-- begin PROVIDED INFORMATION --

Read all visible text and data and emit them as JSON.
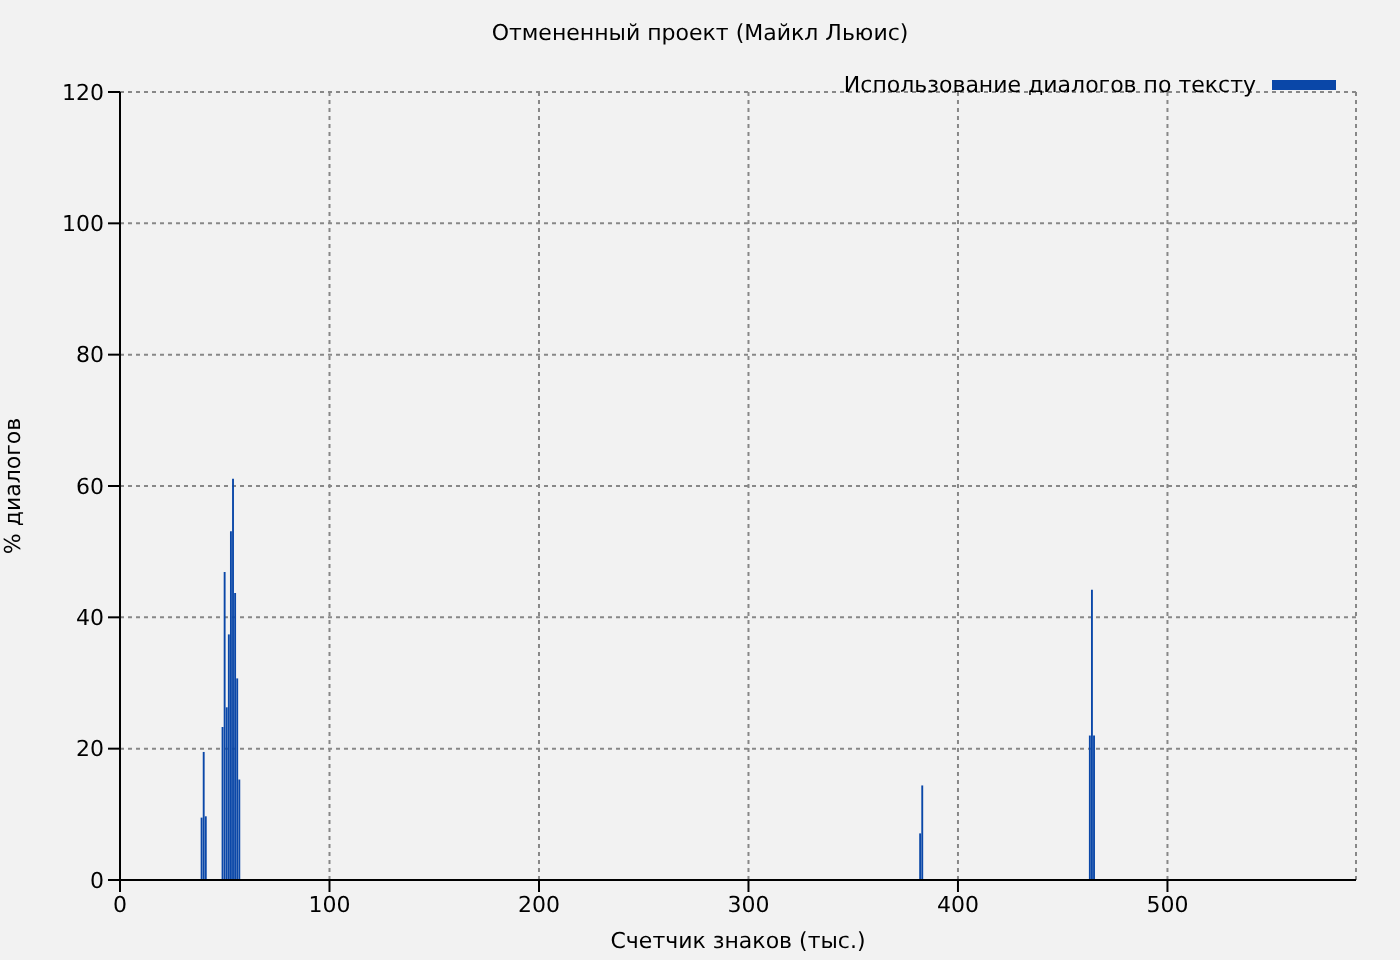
{
  "chart_data": {
    "type": "bar",
    "title": "Отмененный проект (Майкл Льюис)",
    "xlabel": "Счетчик знаков (тыс.)",
    "ylabel": "% диалогов",
    "x": [
      39,
      40,
      41,
      49,
      50,
      51,
      52,
      53,
      54,
      55,
      56,
      57,
      382,
      383,
      463,
      464,
      465
    ],
    "series": [
      {
        "name": "Использование диалогов по тексту",
        "color": "#0a47a8",
        "values": [
          9.5,
          19.5,
          9.7,
          23.3,
          46.9,
          26.3,
          37.4,
          53.1,
          61.1,
          43.7,
          30.7,
          15.3,
          7.1,
          14.4,
          22,
          44.2,
          22
        ]
      }
    ],
    "xlim": [
      0,
      590
    ],
    "xticks": [
      0,
      100,
      200,
      300,
      400,
      500
    ],
    "ylim": [
      0,
      120
    ],
    "yticks": [
      0,
      20,
      40,
      60,
      80,
      100,
      120
    ],
    "grid": true,
    "legend": "top right"
  }
}
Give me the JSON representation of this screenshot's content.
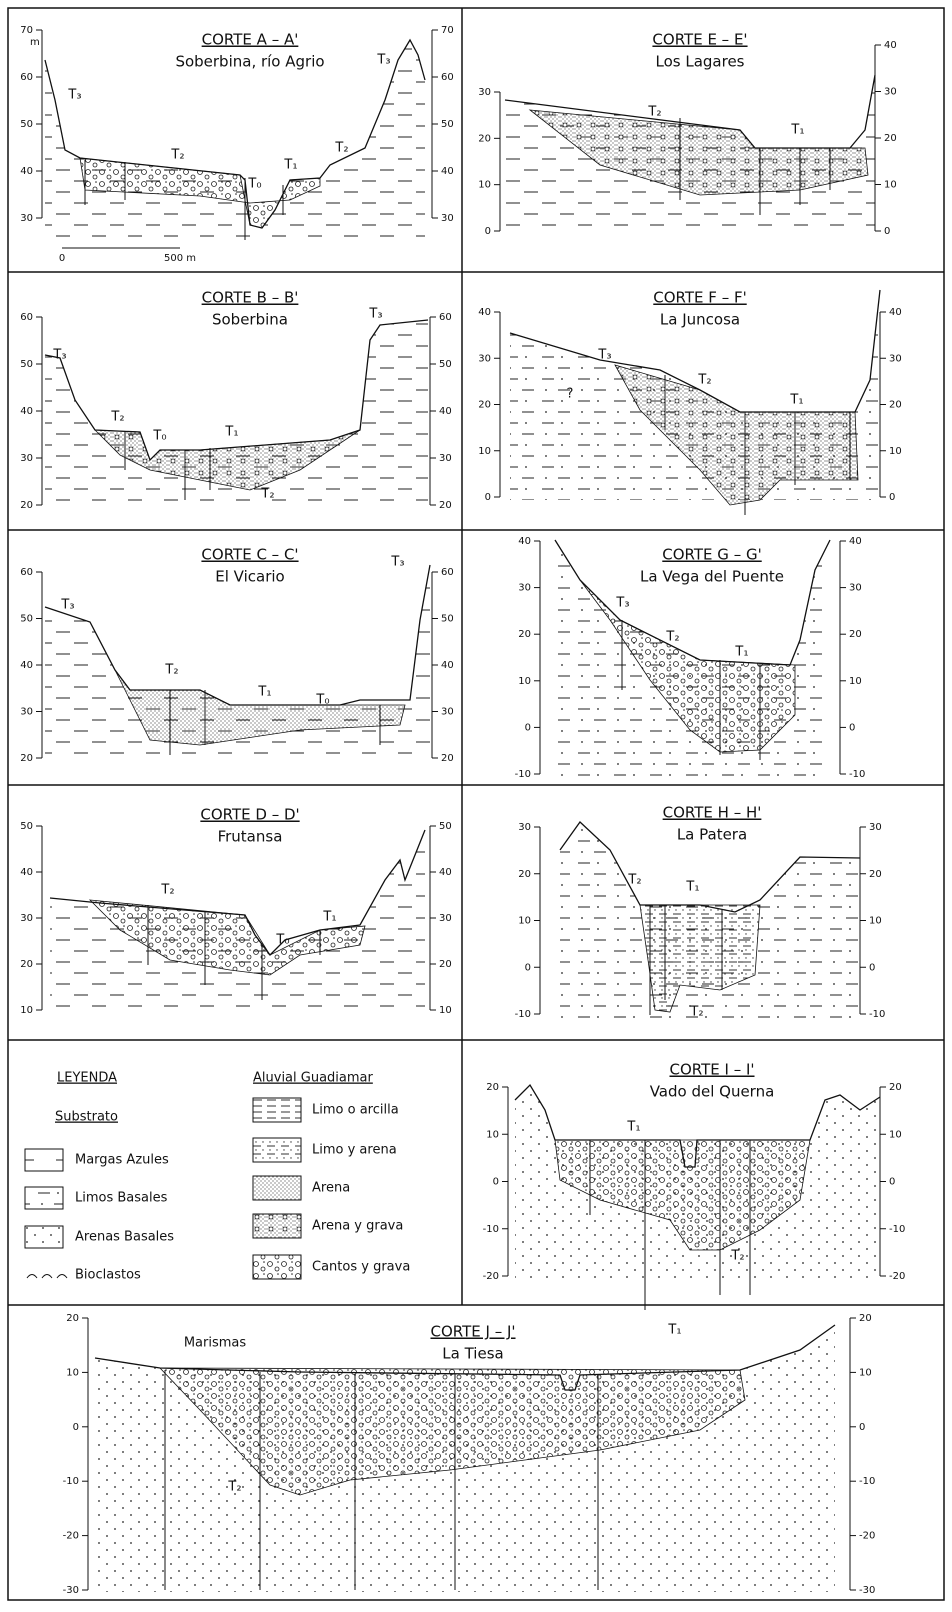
{
  "panels": [
    {
      "title": "CORTE A – A'",
      "subtitle": "Soberbina, río Agrio",
      "left_ticks": [
        70,
        60,
        50,
        40,
        30
      ],
      "right_ticks": [
        70,
        60,
        50,
        40,
        30
      ],
      "labels": [
        "T₃",
        "T₂",
        "T₀",
        "T₁",
        "T₂",
        "T₃"
      ],
      "unit": "m",
      "scale": [
        "0",
        "500 m"
      ]
    },
    {
      "title": "CORTE B – B'",
      "subtitle": "Soberbina",
      "left_ticks": [
        60,
        50,
        40,
        30,
        20
      ],
      "right_ticks": [
        60,
        50,
        40,
        30,
        20
      ],
      "labels": [
        "T₃",
        "T₂",
        "T₀",
        "T₁",
        "T₂",
        "T₃"
      ]
    },
    {
      "title": "CORTE C – C'",
      "subtitle": "El Vicario",
      "left_ticks": [
        60,
        50,
        40,
        30,
        20
      ],
      "right_ticks": [
        60,
        50,
        40,
        30,
        20
      ],
      "labels": [
        "T₃",
        "T₂",
        "T₁",
        "T₀",
        "T₃"
      ]
    },
    {
      "title": "CORTE D – D'",
      "subtitle": "Frutansa",
      "left_ticks": [
        50,
        40,
        30,
        20,
        10
      ],
      "right_ticks": [
        50,
        40,
        30,
        20,
        10
      ],
      "labels": [
        "T₂",
        "T₀",
        "T₁"
      ]
    },
    {
      "title": "CORTE E – E'",
      "subtitle": "Los Lagares",
      "left_ticks": [
        30,
        20,
        10,
        0
      ],
      "right_ticks": [
        40,
        30,
        20,
        10,
        0
      ],
      "labels": [
        "T₂",
        "T₁"
      ]
    },
    {
      "title": "CORTE F – F'",
      "subtitle": "La Juncosa",
      "left_ticks": [
        40,
        30,
        20,
        10,
        0
      ],
      "right_ticks": [
        40,
        30,
        20,
        10,
        0
      ],
      "labels": [
        "T₃",
        "T₂",
        "T₁",
        "?"
      ]
    },
    {
      "title": "CORTE G – G'",
      "subtitle": "La Vega del Puente",
      "left_ticks": [
        40,
        30,
        20,
        10,
        0,
        -10
      ],
      "right_ticks": [
        40,
        30,
        20,
        10,
        0,
        -10
      ],
      "labels": [
        "T₃",
        "T₂",
        "T₁"
      ]
    },
    {
      "title": "CORTE H – H'",
      "subtitle": "La Patera",
      "left_ticks": [
        30,
        20,
        10,
        0,
        -10
      ],
      "right_ticks": [
        30,
        20,
        10,
        0,
        -10
      ],
      "labels": [
        "T₂",
        "T₁",
        "T₂"
      ]
    },
    {
      "title": "CORTE I – I'",
      "subtitle": "Vado del Querna",
      "left_ticks": [
        20,
        10,
        0,
        -10,
        -20
      ],
      "right_ticks": [
        20,
        10,
        0,
        -10,
        -20
      ],
      "labels": [
        "T₁",
        "T₂"
      ]
    },
    {
      "title": "CORTE J – J'",
      "subtitle": "La Tiesa",
      "left_ticks": [
        20,
        10,
        0,
        -10,
        -20,
        -30
      ],
      "right_ticks": [
        20,
        10,
        0,
        -10,
        -20,
        -30
      ],
      "labels": [
        "Marismas",
        "T₁",
        "T₂"
      ]
    }
  ],
  "legend": {
    "title": "LEYENDA",
    "substrate_title": "Substrato",
    "substrate": [
      "Margas Azules",
      "Limos Basales",
      "Arenas Basales",
      "Bioclastos"
    ],
    "alluvial_title": "Aluvial Guadiamar",
    "alluvial": [
      "Limo o arcilla",
      "Limo y arena",
      "Arena",
      "Arena y grava",
      "Cantos y grava"
    ]
  }
}
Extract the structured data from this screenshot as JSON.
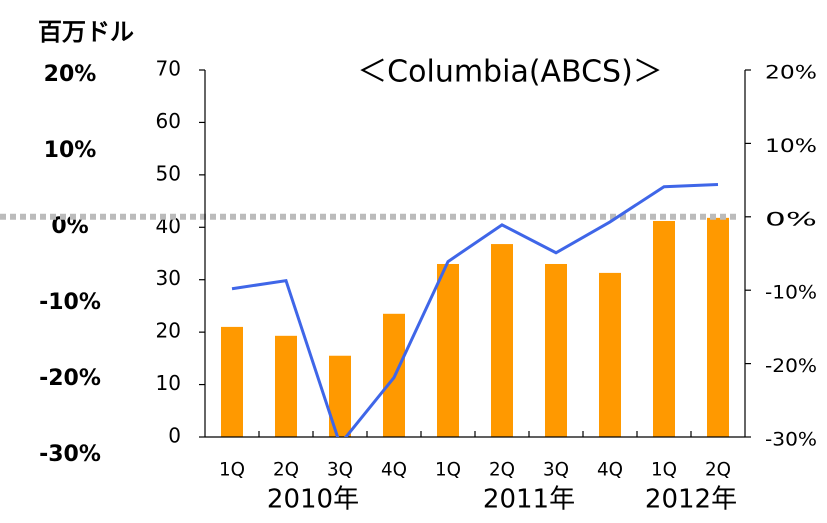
{
  "chart_data": {
    "type": "bar+line",
    "title": "＜Columbia(ABCS)＞",
    "y_axis_label": "百万ドル",
    "categories": [
      "1Q",
      "2Q",
      "3Q",
      "4Q",
      "1Q",
      "2Q",
      "3Q",
      "4Q",
      "1Q",
      "2Q"
    ],
    "groups": [
      "2010年",
      "2011年",
      "2012年"
    ],
    "series": [
      {
        "type": "bar",
        "color": "#ff9900",
        "values": [
          21,
          19.3,
          15.5,
          23.5,
          33,
          36.8,
          33,
          31.3,
          41.2,
          41.8
        ]
      },
      {
        "type": "line",
        "axis": "y2",
        "color": "#3f66e8",
        "values": [
          -9.8,
          -8.7,
          -31,
          -21.9,
          -6.1,
          -1.1,
          -4.9,
          -0.7,
          4.1,
          4.4
        ]
      }
    ],
    "ylim": [
      0,
      70
    ],
    "yticks": [
      0,
      10,
      20,
      30,
      40,
      50,
      60,
      70
    ],
    "y2lim": [
      -30,
      20
    ],
    "y2ticks": [
      {
        "value": -30,
        "label": "-30%"
      },
      {
        "value": -20,
        "label": "-20%"
      },
      {
        "value": -10,
        "label": "-10%"
      },
      {
        "value": 0,
        "label": "0%"
      },
      {
        "value": 10,
        "label": "10%"
      },
      {
        "value": 20,
        "label": "20%"
      }
    ],
    "y2_reference_line": 0,
    "y3lim": [
      -30,
      20
    ],
    "y3ticks": [
      {
        "value": -30,
        "label": "-30%"
      },
      {
        "value": -20,
        "label": "-20%"
      },
      {
        "value": -10,
        "label": "-10%"
      },
      {
        "value": 0,
        "label": "0%"
      },
      {
        "value": 10,
        "label": "10%"
      },
      {
        "value": 20,
        "label": "20%"
      }
    ]
  }
}
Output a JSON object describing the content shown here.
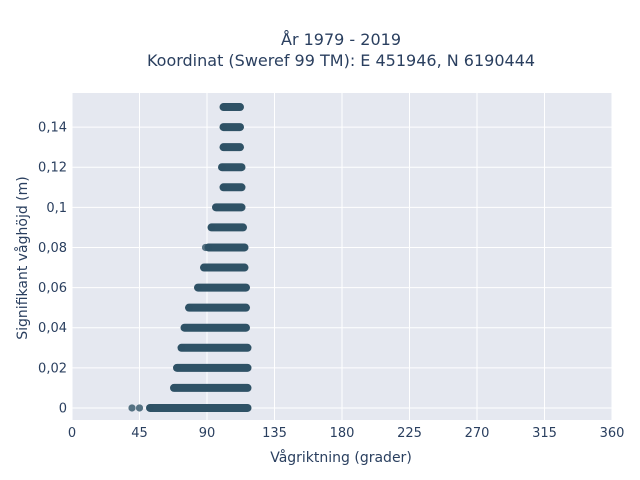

-- end PROVIDED INFORMATION --

• **PROMPT**: Only lines with the word "JSON" should be collected from the material.

• **RESPONSE BELOW**:
Read all visible text and data and emit them as JSON.
Give me the JSON representation of this screenshot's content.
Extract the structured data from this screenshot as JSON.
Output a JSON object describing the content shown here.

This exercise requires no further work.